TASK BRIEF | Would you output the whole listing below, exactly as it reads?

RAW DATA |
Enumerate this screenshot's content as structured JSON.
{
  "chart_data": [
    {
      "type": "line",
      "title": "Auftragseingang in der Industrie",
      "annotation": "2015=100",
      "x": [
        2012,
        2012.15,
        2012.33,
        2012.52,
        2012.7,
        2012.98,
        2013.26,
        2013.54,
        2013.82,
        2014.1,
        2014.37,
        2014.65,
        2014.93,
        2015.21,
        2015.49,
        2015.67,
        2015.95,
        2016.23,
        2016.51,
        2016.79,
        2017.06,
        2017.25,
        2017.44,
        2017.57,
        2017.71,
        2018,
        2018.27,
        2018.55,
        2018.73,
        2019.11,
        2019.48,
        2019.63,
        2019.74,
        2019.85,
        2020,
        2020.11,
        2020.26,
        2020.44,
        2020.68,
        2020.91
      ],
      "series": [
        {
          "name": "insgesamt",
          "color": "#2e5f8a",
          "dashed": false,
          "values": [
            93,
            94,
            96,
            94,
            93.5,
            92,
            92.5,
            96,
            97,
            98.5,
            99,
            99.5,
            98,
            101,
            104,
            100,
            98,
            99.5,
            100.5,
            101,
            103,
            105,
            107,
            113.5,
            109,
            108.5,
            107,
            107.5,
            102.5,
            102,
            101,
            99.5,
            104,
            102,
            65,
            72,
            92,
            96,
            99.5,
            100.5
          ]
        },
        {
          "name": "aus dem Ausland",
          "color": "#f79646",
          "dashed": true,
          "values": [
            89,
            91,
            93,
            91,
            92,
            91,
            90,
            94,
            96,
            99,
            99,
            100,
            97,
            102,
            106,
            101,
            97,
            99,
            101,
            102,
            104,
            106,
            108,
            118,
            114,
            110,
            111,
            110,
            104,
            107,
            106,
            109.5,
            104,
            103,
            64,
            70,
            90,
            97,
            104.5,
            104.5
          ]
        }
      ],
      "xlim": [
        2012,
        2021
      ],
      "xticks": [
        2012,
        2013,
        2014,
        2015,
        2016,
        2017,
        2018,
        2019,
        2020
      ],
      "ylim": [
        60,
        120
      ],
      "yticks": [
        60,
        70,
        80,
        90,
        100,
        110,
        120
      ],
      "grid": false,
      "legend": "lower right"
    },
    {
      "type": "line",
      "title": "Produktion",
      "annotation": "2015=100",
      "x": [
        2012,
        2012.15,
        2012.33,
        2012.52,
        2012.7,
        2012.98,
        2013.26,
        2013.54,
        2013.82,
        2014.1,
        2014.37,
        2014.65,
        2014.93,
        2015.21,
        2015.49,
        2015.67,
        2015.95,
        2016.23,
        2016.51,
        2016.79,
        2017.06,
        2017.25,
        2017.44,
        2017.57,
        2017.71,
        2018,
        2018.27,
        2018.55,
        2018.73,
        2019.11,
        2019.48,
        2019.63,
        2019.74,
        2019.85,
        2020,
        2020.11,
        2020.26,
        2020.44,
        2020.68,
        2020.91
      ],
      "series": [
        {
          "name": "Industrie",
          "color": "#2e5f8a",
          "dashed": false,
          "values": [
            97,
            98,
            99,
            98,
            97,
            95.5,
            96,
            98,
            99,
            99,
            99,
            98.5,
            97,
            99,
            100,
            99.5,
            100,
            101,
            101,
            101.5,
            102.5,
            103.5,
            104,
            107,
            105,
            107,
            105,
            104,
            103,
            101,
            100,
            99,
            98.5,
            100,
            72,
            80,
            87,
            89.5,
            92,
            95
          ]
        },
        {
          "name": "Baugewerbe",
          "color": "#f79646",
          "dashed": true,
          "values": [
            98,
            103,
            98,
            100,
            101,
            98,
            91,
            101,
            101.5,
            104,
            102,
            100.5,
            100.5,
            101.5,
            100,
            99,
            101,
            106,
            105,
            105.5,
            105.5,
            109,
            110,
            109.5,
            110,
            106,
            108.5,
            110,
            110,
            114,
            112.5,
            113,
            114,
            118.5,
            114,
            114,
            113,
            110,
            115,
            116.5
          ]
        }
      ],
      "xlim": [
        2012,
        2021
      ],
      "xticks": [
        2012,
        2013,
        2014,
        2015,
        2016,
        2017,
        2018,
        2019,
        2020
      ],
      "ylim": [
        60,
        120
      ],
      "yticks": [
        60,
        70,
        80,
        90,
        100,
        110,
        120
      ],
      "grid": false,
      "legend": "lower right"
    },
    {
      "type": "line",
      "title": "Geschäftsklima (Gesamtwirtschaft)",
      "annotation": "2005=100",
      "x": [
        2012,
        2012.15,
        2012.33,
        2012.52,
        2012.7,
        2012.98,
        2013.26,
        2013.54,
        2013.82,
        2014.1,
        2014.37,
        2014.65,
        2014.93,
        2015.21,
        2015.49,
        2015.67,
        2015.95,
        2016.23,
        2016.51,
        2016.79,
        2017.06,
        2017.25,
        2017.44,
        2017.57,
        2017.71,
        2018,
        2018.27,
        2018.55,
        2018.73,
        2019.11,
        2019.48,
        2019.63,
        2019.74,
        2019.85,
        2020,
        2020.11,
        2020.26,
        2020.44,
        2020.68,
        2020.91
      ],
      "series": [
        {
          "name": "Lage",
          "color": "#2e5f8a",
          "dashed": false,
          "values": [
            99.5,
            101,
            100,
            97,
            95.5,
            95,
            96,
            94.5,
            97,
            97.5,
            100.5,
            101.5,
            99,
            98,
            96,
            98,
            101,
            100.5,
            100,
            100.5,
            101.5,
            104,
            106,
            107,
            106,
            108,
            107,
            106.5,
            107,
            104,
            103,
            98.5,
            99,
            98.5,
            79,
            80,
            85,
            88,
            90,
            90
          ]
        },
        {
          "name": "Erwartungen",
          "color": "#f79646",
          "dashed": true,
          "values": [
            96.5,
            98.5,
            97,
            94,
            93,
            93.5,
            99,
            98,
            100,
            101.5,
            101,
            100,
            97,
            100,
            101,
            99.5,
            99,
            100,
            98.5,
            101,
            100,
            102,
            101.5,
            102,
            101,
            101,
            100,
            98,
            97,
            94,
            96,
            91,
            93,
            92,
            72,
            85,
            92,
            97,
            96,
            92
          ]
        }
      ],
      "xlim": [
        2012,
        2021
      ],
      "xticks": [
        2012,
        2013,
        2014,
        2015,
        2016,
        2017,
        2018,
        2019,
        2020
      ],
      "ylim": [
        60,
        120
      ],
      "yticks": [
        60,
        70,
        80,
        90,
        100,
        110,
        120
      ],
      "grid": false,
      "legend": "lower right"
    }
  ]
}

RESULT FOR THIS TASK |
Enumerate this screenshot's content as structured JSON.
{
  "chart_data": [
    {
      "type": "line",
      "title": "Auftragseingang in der Industrie",
      "annotation": "2015=100",
      "x": [
        2012,
        2012.15,
        2012.33,
        2012.52,
        2012.7,
        2012.98,
        2013.26,
        2013.54,
        2013.82,
        2014.1,
        2014.37,
        2014.65,
        2014.93,
        2015.21,
        2015.49,
        2015.67,
        2015.95,
        2016.23,
        2016.51,
        2016.79,
        2017.06,
        2017.25,
        2017.44,
        2017.57,
        2017.71,
        2018,
        2018.27,
        2018.55,
        2018.73,
        2019.11,
        2019.48,
        2019.63,
        2019.74,
        2019.85,
        2020,
        2020.11,
        2020.26,
        2020.44,
        2020.68,
        2020.91
      ],
      "series": [
        {
          "name": "insgesamt",
          "color": "#2e5f8a",
          "dashed": false,
          "values": [
            93,
            94,
            96,
            94,
            93.5,
            92,
            92.5,
            96,
            97,
            98.5,
            99,
            99.5,
            98,
            101,
            104,
            100,
            98,
            99.5,
            100.5,
            101,
            103,
            105,
            107,
            113.5,
            109,
            108.5,
            107,
            107.5,
            102.5,
            102,
            101,
            99.5,
            104,
            102,
            65,
            72,
            92,
            96,
            99.5,
            100.5
          ]
        },
        {
          "name": "aus dem Ausland",
          "color": "#f79646",
          "dashed": true,
          "values": [
            89,
            91,
            93,
            91,
            92,
            91,
            90,
            94,
            96,
            99,
            99,
            100,
            97,
            102,
            106,
            101,
            97,
            99,
            101,
            102,
            104,
            106,
            108,
            118,
            114,
            110,
            111,
            110,
            104,
            107,
            106,
            109.5,
            104,
            103,
            64,
            70,
            90,
            97,
            104.5,
            104.5
          ]
        }
      ],
      "xlim": [
        2012,
        2021
      ],
      "xticks": [
        2012,
        2013,
        2014,
        2015,
        2016,
        2017,
        2018,
        2019,
        2020
      ],
      "ylim": [
        60,
        120
      ],
      "yticks": [
        60,
        70,
        80,
        90,
        100,
        110,
        120
      ],
      "grid": false,
      "legend": "lower right"
    },
    {
      "type": "line",
      "title": "Produktion",
      "annotation": "2015=100",
      "x": [
        2012,
        2012.15,
        2012.33,
        2012.52,
        2012.7,
        2012.98,
        2013.26,
        2013.54,
        2013.82,
        2014.1,
        2014.37,
        2014.65,
        2014.93,
        2015.21,
        2015.49,
        2015.67,
        2015.95,
        2016.23,
        2016.51,
        2016.79,
        2017.06,
        2017.25,
        2017.44,
        2017.57,
        2017.71,
        2018,
        2018.27,
        2018.55,
        2018.73,
        2019.11,
        2019.48,
        2019.63,
        2019.74,
        2019.85,
        2020,
        2020.11,
        2020.26,
        2020.44,
        2020.68,
        2020.91
      ],
      "series": [
        {
          "name": "Industrie",
          "color": "#2e5f8a",
          "dashed": false,
          "values": [
            97,
            98,
            99,
            98,
            97,
            95.5,
            96,
            98,
            99,
            99,
            99,
            98.5,
            97,
            99,
            100,
            99.5,
            100,
            101,
            101,
            101.5,
            102.5,
            103.5,
            104,
            107,
            105,
            107,
            105,
            104,
            103,
            101,
            100,
            99,
            98.5,
            100,
            72,
            80,
            87,
            89.5,
            92,
            95
          ]
        },
        {
          "name": "Baugewerbe",
          "color": "#f79646",
          "dashed": true,
          "values": [
            98,
            103,
            98,
            100,
            101,
            98,
            91,
            101,
            101.5,
            104,
            102,
            100.5,
            100.5,
            101.5,
            100,
            99,
            101,
            106,
            105,
            105.5,
            105.5,
            109,
            110,
            109.5,
            110,
            106,
            108.5,
            110,
            110,
            114,
            112.5,
            113,
            114,
            118.5,
            114,
            114,
            113,
            110,
            115,
            116.5
          ]
        }
      ],
      "xlim": [
        2012,
        2021
      ],
      "xticks": [
        2012,
        2013,
        2014,
        2015,
        2016,
        2017,
        2018,
        2019,
        2020
      ],
      "ylim": [
        60,
        120
      ],
      "yticks": [
        60,
        70,
        80,
        90,
        100,
        110,
        120
      ],
      "grid": false,
      "legend": "lower right"
    },
    {
      "type": "line",
      "title": "Geschäftsklima (Gesamtwirtschaft)",
      "annotation": "2005=100",
      "x": [
        2012,
        2012.15,
        2012.33,
        2012.52,
        2012.7,
        2012.98,
        2013.26,
        2013.54,
        2013.82,
        2014.1,
        2014.37,
        2014.65,
        2014.93,
        2015.21,
        2015.49,
        2015.67,
        2015.95,
        2016.23,
        2016.51,
        2016.79,
        2017.06,
        2017.25,
        2017.44,
        2017.57,
        2017.71,
        2018,
        2018.27,
        2018.55,
        2018.73,
        2019.11,
        2019.48,
        2019.63,
        2019.74,
        2019.85,
        2020,
        2020.11,
        2020.26,
        2020.44,
        2020.68,
        2020.91
      ],
      "series": [
        {
          "name": "Lage",
          "color": "#2e5f8a",
          "dashed": false,
          "values": [
            99.5,
            101,
            100,
            97,
            95.5,
            95,
            96,
            94.5,
            97,
            97.5,
            100.5,
            101.5,
            99,
            98,
            96,
            98,
            101,
            100.5,
            100,
            100.5,
            101.5,
            104,
            106,
            107,
            106,
            108,
            107,
            106.5,
            107,
            104,
            103,
            98.5,
            99,
            98.5,
            79,
            80,
            85,
            88,
            90,
            90
          ]
        },
        {
          "name": "Erwartungen",
          "color": "#f79646",
          "dashed": true,
          "values": [
            96.5,
            98.5,
            97,
            94,
            93,
            93.5,
            99,
            98,
            100,
            101.5,
            101,
            100,
            97,
            100,
            101,
            99.5,
            99,
            100,
            98.5,
            101,
            100,
            102,
            101.5,
            102,
            101,
            101,
            100,
            98,
            97,
            94,
            96,
            91,
            93,
            92,
            72,
            85,
            92,
            97,
            96,
            92
          ]
        }
      ],
      "xlim": [
        2012,
        2021
      ],
      "xticks": [
        2012,
        2013,
        2014,
        2015,
        2016,
        2017,
        2018,
        2019,
        2020
      ],
      "ylim": [
        60,
        120
      ],
      "yticks": [
        60,
        70,
        80,
        90,
        100,
        110,
        120
      ],
      "grid": false,
      "legend": "lower right"
    }
  ]
}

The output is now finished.